- _Directive_
In the records below, find each line with the word "JSON" and copy it.

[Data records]
===============
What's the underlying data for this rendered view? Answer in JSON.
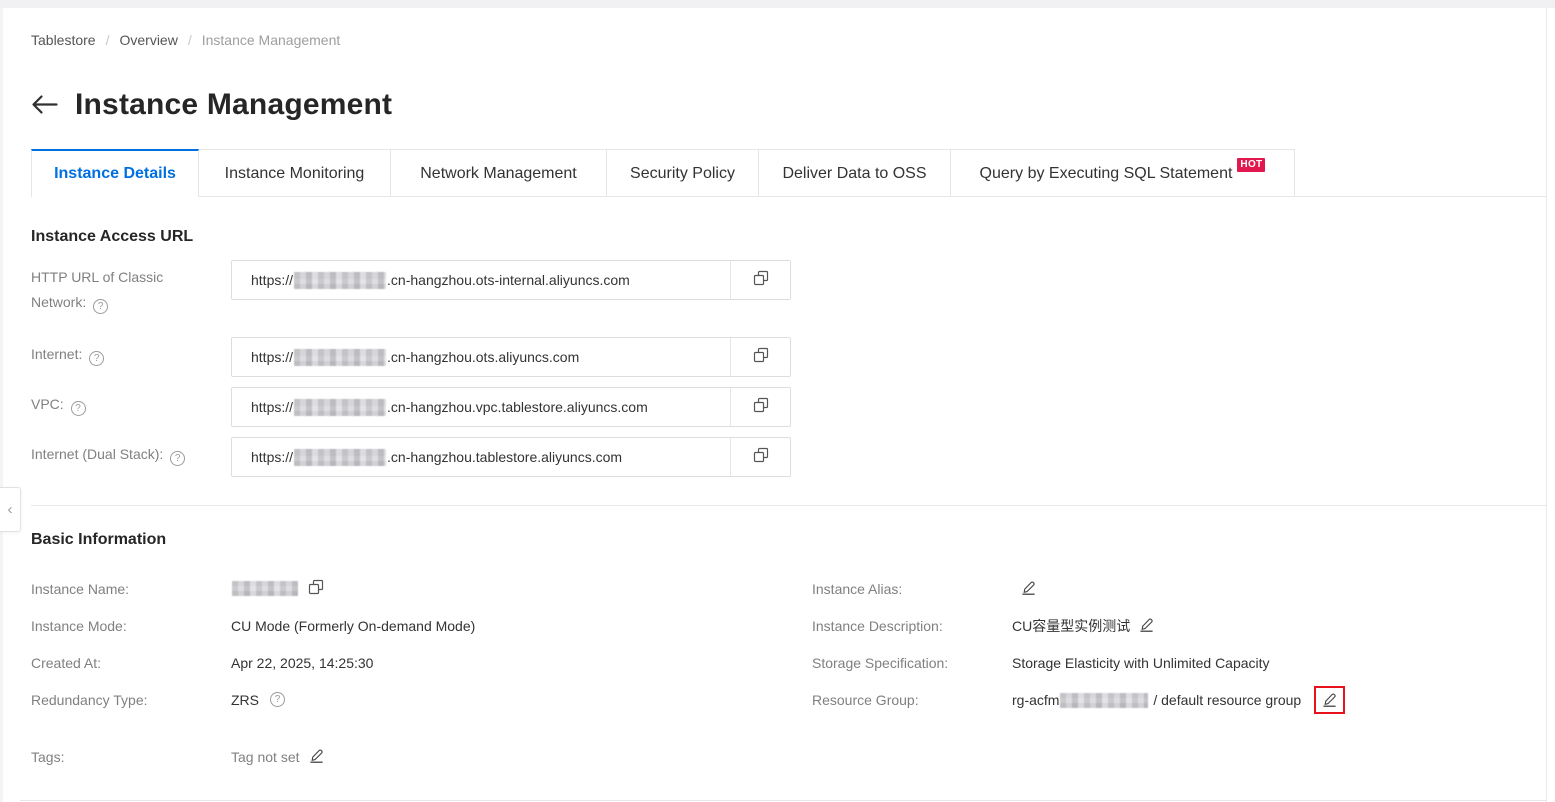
{
  "breadcrumb": {
    "items": [
      {
        "label": "Tablestore",
        "current": false
      },
      {
        "label": "Overview",
        "current": false
      },
      {
        "label": "Instance Management",
        "current": true
      }
    ],
    "separator": "/"
  },
  "page": {
    "title": "Instance Management"
  },
  "tabs": [
    {
      "label": "Instance Details",
      "active": true
    },
    {
      "label": "Instance Monitoring",
      "active": false
    },
    {
      "label": "Network Management",
      "active": false
    },
    {
      "label": "Security Policy",
      "active": false
    },
    {
      "label": "Deliver Data to OSS",
      "active": false
    },
    {
      "label": "Query by Executing SQL Statement",
      "active": false,
      "badge": "HOT"
    }
  ],
  "access_url_section": {
    "title": "Instance Access URL",
    "rows": [
      {
        "label": "HTTP URL of Classic Network:",
        "url_prefix": "https://",
        "url_suffix": ".cn-hangzhou.ots-internal.aliyuncs.com",
        "redacted": true
      },
      {
        "label": "Internet:",
        "url_prefix": "https://",
        "url_suffix": ".cn-hangzhou.ots.aliyuncs.com",
        "redacted": true
      },
      {
        "label": "VPC:",
        "url_prefix": "https://",
        "url_suffix": ".cn-hangzhou.vpc.tablestore.aliyuncs.com",
        "redacted": true
      },
      {
        "label": "Internet (Dual Stack):",
        "url_prefix": "https://",
        "url_suffix": ".cn-hangzhou.tablestore.aliyuncs.com",
        "redacted": true
      }
    ]
  },
  "basic_info": {
    "title": "Basic Information",
    "left": [
      {
        "label": "Instance Name:",
        "value": "",
        "redacted": true,
        "copyable": true
      },
      {
        "label": "Instance Mode:",
        "value": "CU Mode (Formerly On-demand Mode)"
      },
      {
        "label": "Created At:",
        "value": "Apr 22, 2025, 14:25:30"
      },
      {
        "label": "Redundancy Type:",
        "value": "ZRS",
        "help": true
      },
      {
        "label": "Tags:",
        "value": "Tag not set",
        "editable": true
      }
    ],
    "right": [
      {
        "label": "Instance Alias:",
        "value": "",
        "editable": true
      },
      {
        "label": "Instance Description:",
        "value": "CU容量型实例测试",
        "editable": true
      },
      {
        "label": "Storage Specification:",
        "value": "Storage Elasticity with Unlimited Capacity"
      },
      {
        "label": "Resource Group:",
        "value_prefix": "rg-acfm",
        "redacted": true,
        "value_suffix": " / default resource group",
        "editable": true,
        "highlighted": true
      }
    ]
  },
  "icons": {
    "back": "arrow-left-icon",
    "help": "question-mark-circle-icon",
    "copy": "copy-icon",
    "edit": "edit-pencil-icon",
    "collapse": "chevron-left-icon",
    "collapse_glyph": "‹",
    "help_glyph": "?"
  },
  "colors": {
    "accent_blue": "#0070e0",
    "hot_badge_red": "#e2194e",
    "highlight_red": "#e8131a",
    "label_gray": "#808080",
    "value_dark": "#333333",
    "border_gray": "#e6e6e6"
  }
}
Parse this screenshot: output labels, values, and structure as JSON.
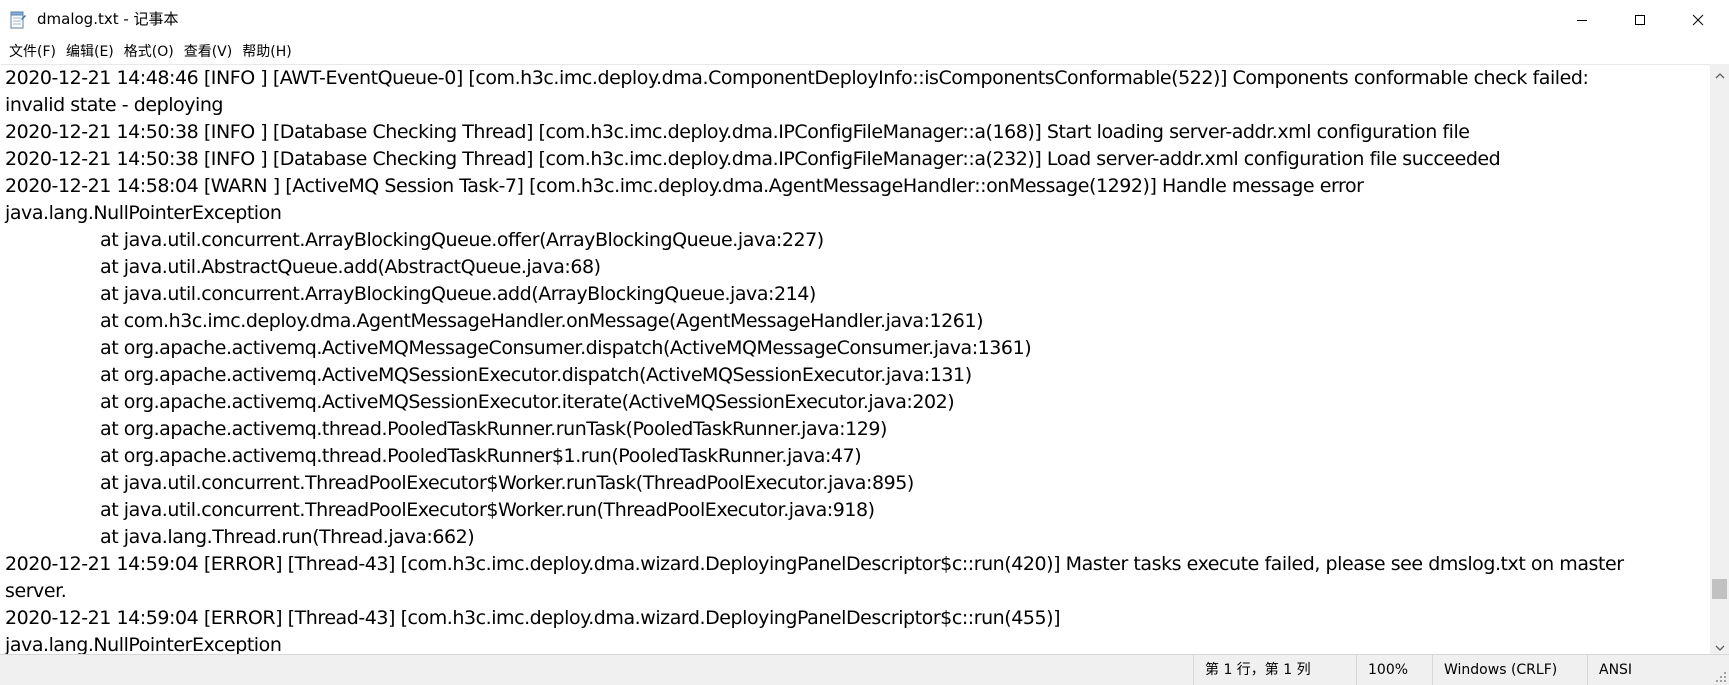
===============
- _Response to this task_
What's the underlying data for this rendered view? Answer in JSON.
Parse this screenshot: output labels, values, and structure as JSON.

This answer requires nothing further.